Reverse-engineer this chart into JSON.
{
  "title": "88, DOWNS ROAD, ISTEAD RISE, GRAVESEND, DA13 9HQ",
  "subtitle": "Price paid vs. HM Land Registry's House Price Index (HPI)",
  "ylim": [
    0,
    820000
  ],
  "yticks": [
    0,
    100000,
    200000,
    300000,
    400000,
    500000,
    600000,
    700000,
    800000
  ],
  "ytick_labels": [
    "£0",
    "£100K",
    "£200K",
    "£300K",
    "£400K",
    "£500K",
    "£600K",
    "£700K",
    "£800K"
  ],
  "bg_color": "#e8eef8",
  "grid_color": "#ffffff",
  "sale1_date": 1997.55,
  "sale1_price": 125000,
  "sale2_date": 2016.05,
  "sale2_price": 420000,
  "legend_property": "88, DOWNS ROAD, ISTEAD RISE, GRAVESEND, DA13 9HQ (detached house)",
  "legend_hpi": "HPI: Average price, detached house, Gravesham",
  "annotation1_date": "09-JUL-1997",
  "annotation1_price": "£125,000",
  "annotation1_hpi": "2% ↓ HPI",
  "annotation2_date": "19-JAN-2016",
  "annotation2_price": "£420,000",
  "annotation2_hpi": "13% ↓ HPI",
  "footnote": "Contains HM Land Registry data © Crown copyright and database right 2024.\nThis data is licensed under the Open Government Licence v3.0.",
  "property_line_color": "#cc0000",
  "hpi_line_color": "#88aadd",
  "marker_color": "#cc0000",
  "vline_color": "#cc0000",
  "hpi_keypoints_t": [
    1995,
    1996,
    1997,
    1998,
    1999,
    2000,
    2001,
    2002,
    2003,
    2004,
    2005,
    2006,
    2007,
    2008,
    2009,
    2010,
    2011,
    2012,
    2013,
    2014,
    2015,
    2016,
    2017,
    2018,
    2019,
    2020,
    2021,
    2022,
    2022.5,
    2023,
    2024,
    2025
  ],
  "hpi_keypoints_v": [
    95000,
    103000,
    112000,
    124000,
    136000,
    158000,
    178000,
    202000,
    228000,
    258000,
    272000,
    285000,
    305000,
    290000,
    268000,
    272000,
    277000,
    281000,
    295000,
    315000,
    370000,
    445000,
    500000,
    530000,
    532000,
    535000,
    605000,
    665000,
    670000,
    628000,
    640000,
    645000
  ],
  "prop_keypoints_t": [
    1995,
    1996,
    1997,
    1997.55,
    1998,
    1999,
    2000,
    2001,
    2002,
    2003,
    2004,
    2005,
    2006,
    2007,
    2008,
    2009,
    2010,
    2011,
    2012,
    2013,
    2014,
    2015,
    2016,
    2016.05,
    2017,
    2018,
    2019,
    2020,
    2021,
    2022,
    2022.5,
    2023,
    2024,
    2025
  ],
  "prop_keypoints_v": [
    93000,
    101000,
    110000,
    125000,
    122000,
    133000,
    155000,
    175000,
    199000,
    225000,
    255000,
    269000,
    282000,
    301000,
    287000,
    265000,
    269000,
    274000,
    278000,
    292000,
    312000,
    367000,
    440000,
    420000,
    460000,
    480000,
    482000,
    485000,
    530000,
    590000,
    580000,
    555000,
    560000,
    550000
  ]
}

Your task
Pick every line with "ISTEAD" in it and copy it.

Response for this exercise
  "title": "88, DOWNS ROAD, ISTEAD RISE, GRAVESEND, DA13 9HQ",
  "legend_property": "88, DOWNS ROAD, ISTEAD RISE, GRAVESEND, DA13 9HQ (detached house)",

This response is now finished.